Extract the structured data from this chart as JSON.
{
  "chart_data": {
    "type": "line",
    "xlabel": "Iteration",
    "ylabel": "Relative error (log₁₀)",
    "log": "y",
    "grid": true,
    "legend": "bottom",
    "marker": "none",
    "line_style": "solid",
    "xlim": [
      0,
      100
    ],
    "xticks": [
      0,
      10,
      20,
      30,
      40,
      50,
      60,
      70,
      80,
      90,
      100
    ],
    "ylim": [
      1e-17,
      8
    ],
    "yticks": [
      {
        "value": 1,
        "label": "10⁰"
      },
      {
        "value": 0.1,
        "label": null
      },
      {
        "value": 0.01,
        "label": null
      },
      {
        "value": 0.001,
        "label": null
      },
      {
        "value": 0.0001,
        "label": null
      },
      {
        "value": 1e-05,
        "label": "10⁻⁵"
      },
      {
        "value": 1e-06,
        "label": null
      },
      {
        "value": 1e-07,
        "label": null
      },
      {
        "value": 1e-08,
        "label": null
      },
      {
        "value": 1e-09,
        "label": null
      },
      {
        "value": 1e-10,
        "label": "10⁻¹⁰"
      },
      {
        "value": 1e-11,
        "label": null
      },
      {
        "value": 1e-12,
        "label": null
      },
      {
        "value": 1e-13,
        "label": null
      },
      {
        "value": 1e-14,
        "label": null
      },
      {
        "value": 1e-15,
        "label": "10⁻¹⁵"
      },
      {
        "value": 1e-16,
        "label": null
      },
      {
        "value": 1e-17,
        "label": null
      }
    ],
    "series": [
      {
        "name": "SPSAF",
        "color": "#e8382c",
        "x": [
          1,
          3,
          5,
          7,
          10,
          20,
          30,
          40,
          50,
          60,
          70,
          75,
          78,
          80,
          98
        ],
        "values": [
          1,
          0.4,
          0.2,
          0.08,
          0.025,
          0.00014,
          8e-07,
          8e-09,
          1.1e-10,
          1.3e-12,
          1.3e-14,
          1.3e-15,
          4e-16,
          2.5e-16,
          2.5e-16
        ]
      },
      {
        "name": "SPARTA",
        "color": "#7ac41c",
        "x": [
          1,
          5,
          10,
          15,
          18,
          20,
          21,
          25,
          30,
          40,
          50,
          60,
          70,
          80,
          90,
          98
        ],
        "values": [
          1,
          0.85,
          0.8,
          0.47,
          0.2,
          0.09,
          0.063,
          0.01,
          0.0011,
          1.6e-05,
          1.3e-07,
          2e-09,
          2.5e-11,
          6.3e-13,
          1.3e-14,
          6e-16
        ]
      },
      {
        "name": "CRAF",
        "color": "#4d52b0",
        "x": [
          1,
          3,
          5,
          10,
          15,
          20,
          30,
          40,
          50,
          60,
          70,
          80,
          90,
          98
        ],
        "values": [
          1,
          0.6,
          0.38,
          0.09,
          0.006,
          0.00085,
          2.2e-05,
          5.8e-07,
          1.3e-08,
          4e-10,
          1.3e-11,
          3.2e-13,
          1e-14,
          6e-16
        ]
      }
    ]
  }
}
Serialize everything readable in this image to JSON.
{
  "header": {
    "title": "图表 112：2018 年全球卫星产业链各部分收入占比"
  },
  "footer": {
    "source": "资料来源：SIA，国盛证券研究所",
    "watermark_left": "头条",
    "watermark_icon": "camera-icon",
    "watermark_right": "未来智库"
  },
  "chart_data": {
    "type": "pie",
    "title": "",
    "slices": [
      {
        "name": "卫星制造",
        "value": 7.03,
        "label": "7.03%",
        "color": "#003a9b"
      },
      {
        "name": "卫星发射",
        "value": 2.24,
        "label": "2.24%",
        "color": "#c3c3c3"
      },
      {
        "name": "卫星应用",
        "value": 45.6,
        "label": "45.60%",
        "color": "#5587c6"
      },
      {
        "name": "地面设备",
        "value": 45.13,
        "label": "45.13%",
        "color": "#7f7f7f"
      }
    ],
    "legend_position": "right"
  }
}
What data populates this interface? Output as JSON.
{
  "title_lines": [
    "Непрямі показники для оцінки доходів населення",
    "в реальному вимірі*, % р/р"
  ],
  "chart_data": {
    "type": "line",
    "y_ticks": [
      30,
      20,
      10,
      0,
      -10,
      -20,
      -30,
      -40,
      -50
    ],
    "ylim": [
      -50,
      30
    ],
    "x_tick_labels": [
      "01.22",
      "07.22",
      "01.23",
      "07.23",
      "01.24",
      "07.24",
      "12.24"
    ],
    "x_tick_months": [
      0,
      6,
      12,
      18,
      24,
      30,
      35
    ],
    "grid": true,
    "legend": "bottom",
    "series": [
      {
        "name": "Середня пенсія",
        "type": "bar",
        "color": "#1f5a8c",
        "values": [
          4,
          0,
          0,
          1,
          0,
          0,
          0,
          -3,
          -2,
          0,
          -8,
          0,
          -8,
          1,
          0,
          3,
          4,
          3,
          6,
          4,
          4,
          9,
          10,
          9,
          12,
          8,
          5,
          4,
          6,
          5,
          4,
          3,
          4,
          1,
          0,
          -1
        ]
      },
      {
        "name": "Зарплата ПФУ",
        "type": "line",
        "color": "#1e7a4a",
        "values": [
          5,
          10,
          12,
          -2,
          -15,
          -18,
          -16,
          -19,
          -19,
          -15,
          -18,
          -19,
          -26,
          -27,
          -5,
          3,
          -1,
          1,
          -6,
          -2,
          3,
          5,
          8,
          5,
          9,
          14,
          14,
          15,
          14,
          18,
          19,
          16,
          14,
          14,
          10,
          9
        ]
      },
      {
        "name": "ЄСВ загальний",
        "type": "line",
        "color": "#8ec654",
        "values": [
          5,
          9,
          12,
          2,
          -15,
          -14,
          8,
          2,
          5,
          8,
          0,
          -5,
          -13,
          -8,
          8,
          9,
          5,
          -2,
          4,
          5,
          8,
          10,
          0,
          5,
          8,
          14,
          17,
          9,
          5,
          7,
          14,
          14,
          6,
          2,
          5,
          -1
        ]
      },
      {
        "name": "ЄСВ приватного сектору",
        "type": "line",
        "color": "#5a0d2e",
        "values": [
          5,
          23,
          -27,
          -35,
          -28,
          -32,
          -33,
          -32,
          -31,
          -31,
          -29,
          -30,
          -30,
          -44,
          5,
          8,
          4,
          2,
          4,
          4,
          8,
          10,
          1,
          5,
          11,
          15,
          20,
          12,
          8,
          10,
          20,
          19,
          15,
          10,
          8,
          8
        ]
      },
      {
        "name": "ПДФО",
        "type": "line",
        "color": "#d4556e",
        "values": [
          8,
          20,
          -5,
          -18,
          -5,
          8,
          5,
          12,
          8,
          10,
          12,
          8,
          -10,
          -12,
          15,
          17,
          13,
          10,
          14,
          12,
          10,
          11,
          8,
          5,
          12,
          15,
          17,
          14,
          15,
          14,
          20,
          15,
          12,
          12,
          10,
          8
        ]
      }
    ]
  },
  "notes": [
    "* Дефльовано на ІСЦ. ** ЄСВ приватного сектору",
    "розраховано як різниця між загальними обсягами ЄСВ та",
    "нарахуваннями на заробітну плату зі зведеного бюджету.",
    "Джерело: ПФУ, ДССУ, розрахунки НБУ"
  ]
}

- [What this task involves]
Locate the lines above that hold the word "name". Show every one of them.

- [Output for this exercise]
        "name": "SPSAF",
        "name": "SPARTA",
        "name": "CRAF",
        "name": "卫星制造",
        "name": "卫星发射",
        "name": "卫星应用",
        "name": "地面设备",
        "name": "Середня пенсія",
        "name": "Зарплата ПФУ",
        "name": "ЄСВ загальний",
        "name": "ЄСВ приватного сектору",
        "name": "ПДФО",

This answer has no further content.